→ **Supplied records**:
____
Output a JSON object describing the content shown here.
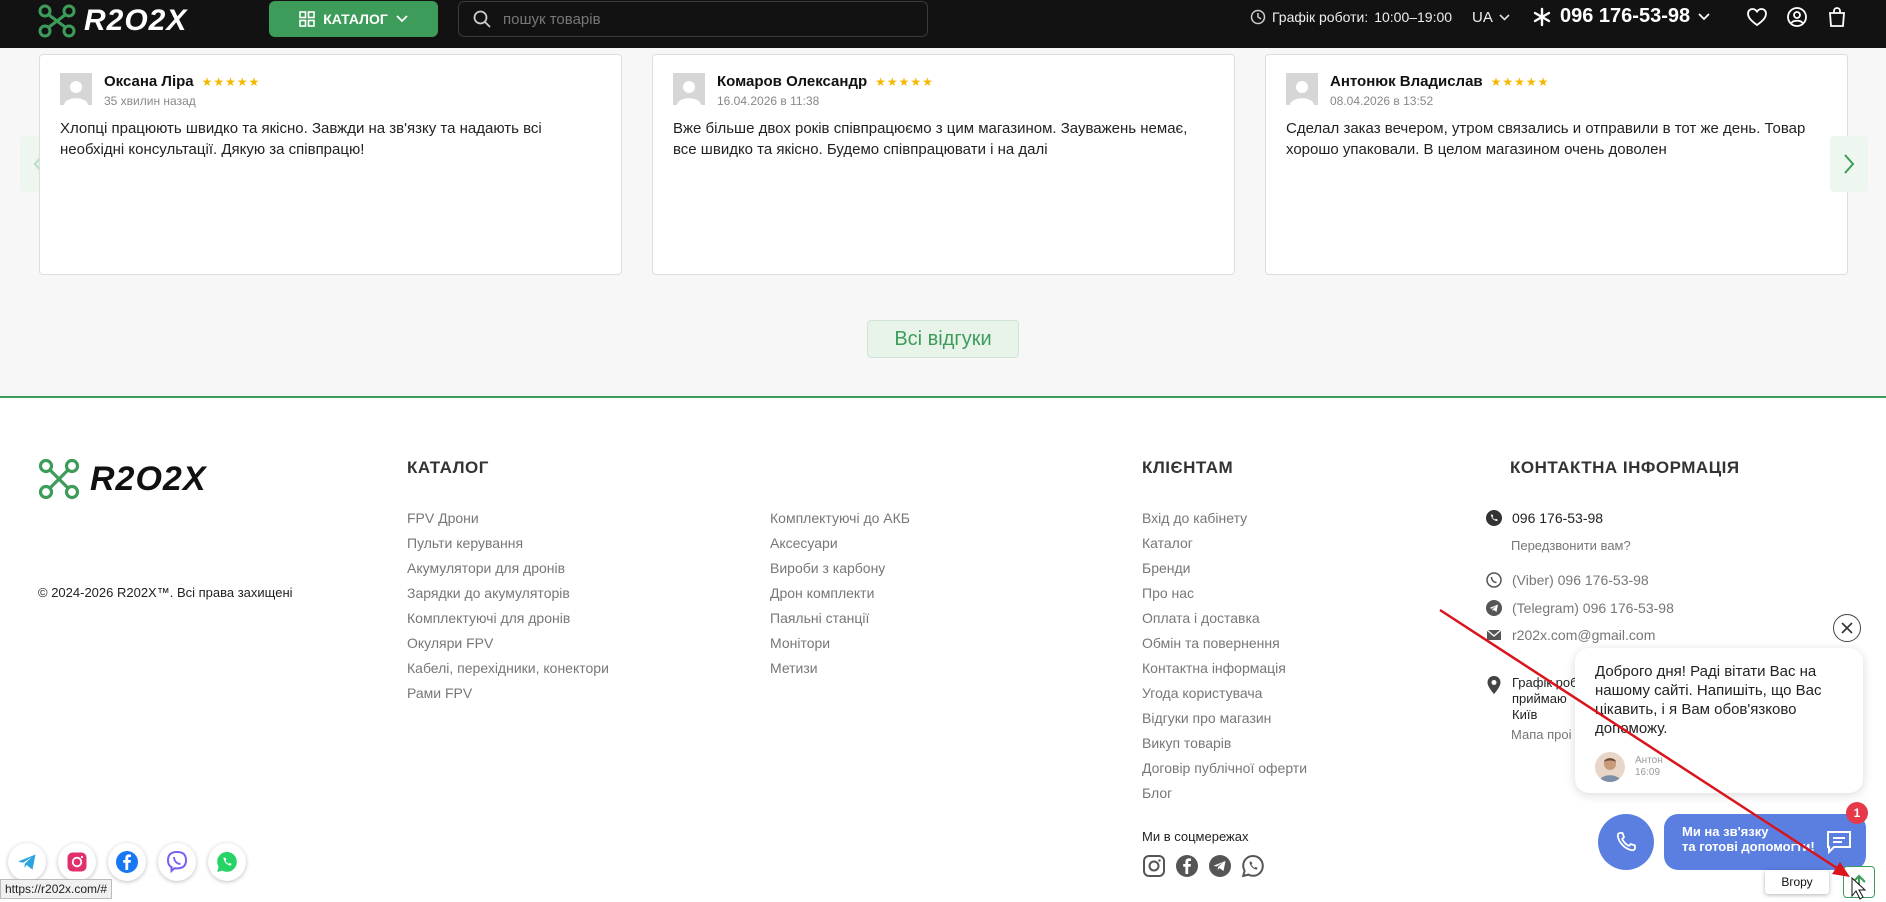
{
  "header": {
    "logo": "R2O2X",
    "catalog_label": "КАТАЛОГ",
    "search_placeholder": "пошук товарів",
    "schedule_label": "Графік роботи:",
    "schedule_value": "10:00–19:00",
    "lang": "UA",
    "phone": "096 176-53-98"
  },
  "reviews": [
    {
      "name": "Оксана Ліра",
      "stars": "★★★★★",
      "date": "35 хвилин назад",
      "text": "Хлопці працюють швидко та якісно. Завжди на зв'язку та надають всі необхідні консультації. Дякую за співпрацю!"
    },
    {
      "name": "Комаров Олександр",
      "stars": "★★★★★",
      "date": "16.04.2026 в 11:38",
      "text": "Вже більше двох років співпрацюємо з цим магазином. Зауважень немає, все швидко та якісно. Будемо співпрацювати і на далі"
    },
    {
      "name": "Антонюк Владислав",
      "stars": "★★★★★",
      "date": "08.04.2026 в 13:52",
      "text": "Сделал заказ вечером, утром связались и отправили в тот же день. Товар хорошо упаковали. В целом магазином очень доволен"
    }
  ],
  "all_reviews_label": "Всі відгуки",
  "footer": {
    "logo": "R2O2X",
    "copyright": "© 2024-2026 R202X™. Всі права захищені",
    "catalog_title": "КАТАЛОГ",
    "catalog_col1": [
      "FPV Дрони",
      "Пульти керування",
      "Акумулятори для дронів",
      "Зарядки до акумуляторів",
      "Комплектуючі для дронів",
      "Окуляри FPV",
      "Кабелі, перехідники, конектори",
      "Рами FPV"
    ],
    "catalog_col2": [
      "Комплектуючі до АКБ",
      "Аксесуари",
      "Вироби з карбону",
      "Дрон комплекти",
      "Паяльні станції",
      "Монітори",
      "Метизи"
    ],
    "clients_title": "КЛІЄНТАМ",
    "clients": [
      "Вхід до кабінету",
      "Каталог",
      "Бренди",
      "Про нас",
      "Оплата і доставка",
      "Обмін та повернення",
      "Контактна інформація",
      "Угода користувача",
      "Відгуки про магазин",
      "Викуп товарів",
      "Договір публічної оферти",
      "Блог"
    ],
    "contacts_title": "КОНТАКТНА ІНФОРМАЦІЯ",
    "contact_phone": "096 176-53-98",
    "callback": "Передзвонити вам?",
    "viber": "(Viber) 096 176-53-98",
    "telegram": "(Telegram) 096 176-53-98",
    "email": "r202x.com@gmail.com",
    "address_lines": [
      "Графік роб",
      "приймаю",
      "Київ"
    ],
    "map_link": "Мапа проі",
    "socials_label": "Ми в соцмережах"
  },
  "status_url": "https://r202x.com/#",
  "chat": {
    "message": "Доброго дня! Раді вітати Вас на нашому сайті. Напишіть, що Вас цікавить, і я Вам обов'язково допоможу.",
    "author": "Антон",
    "time": "16:09",
    "pill_line1": "Ми на зв'язку",
    "pill_line2": "та готові допомогти!",
    "badge": "1",
    "top_tooltip": "Вгору"
  },
  "colors": {
    "accent": "#3e9c5b",
    "header_bg": "#121212",
    "chat_blue": "#5a7fe0",
    "badge_red": "#e63a4a",
    "star": "#f5b800"
  }
}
____
→ **What the exercise asks**:
All of the material above is to be copied exactly, except for its images.

→ **Task output**:
Output a JSON object describing the content shown here.
{
  "header": {
    "logo": "R2O2X",
    "catalog_label": "КАТАЛОГ",
    "search_placeholder": "пошук товарів",
    "schedule_label": "Графік роботи:",
    "schedule_value": "10:00–19:00",
    "lang": "UA",
    "phone": "096 176-53-98"
  },
  "reviews": [
    {
      "name": "Оксана Ліра",
      "stars": "★★★★★",
      "date": "35 хвилин назад",
      "text": "Хлопці працюють швидко та якісно. Завжди на зв'язку та надають всі необхідні консультації. Дякую за співпрацю!"
    },
    {
      "name": "Комаров Олександр",
      "stars": "★★★★★",
      "date": "16.04.2026 в 11:38",
      "text": "Вже більше двох років співпрацюємо з цим магазином. Зауважень немає, все швидко та якісно. Будемо співпрацювати і на далі"
    },
    {
      "name": "Антонюк Владислав",
      "stars": "★★★★★",
      "date": "08.04.2026 в 13:52",
      "text": "Сделал заказ вечером, утром связались и отправили в тот же день. Товар хорошо упаковали. В целом магазином очень доволен"
    }
  ],
  "all_reviews_label": "Всі відгуки",
  "footer": {
    "logo": "R2O2X",
    "copyright": "© 2024-2026 R202X™. Всі права захищені",
    "catalog_title": "КАТАЛОГ",
    "catalog_col1": [
      "FPV Дрони",
      "Пульти керування",
      "Акумулятори для дронів",
      "Зарядки до акумуляторів",
      "Комплектуючі для дронів",
      "Окуляри FPV",
      "Кабелі, перехідники, конектори",
      "Рами FPV"
    ],
    "catalog_col2": [
      "Комплектуючі до АКБ",
      "Аксесуари",
      "Вироби з карбону",
      "Дрон комплекти",
      "Паяльні станції",
      "Монітори",
      "Метизи"
    ],
    "clients_title": "КЛІЄНТАМ",
    "clients": [
      "Вхід до кабінету",
      "Каталог",
      "Бренди",
      "Про нас",
      "Оплата і доставка",
      "Обмін та повернення",
      "Контактна інформація",
      "Угода користувача",
      "Відгуки про магазин",
      "Викуп товарів",
      "Договір публічної оферти",
      "Блог"
    ],
    "contacts_title": "КОНТАКТНА ІНФОРМАЦІЯ",
    "contact_phone": "096 176-53-98",
    "callback": "Передзвонити вам?",
    "viber": "(Viber) 096 176-53-98",
    "telegram": "(Telegram) 096 176-53-98",
    "email": "r202x.com@gmail.com",
    "address_lines": [
      "Графік роб",
      "приймаю",
      "Київ"
    ],
    "map_link": "Мапа проі",
    "socials_label": "Ми в соцмережах"
  },
  "status_url": "https://r202x.com/#",
  "chat": {
    "message": "Доброго дня! Раді вітати Вас на нашому сайті. Напишіть, що Вас цікавить, і я Вам обов'язково допоможу.",
    "author": "Антон",
    "time": "16:09",
    "pill_line1": "Ми на зв'язку",
    "pill_line2": "та готові допомогти!",
    "badge": "1",
    "top_tooltip": "Вгору"
  },
  "colors": {
    "accent": "#3e9c5b",
    "header_bg": "#121212",
    "chat_blue": "#5a7fe0",
    "badge_red": "#e63a4a",
    "star": "#f5b800"
  }
}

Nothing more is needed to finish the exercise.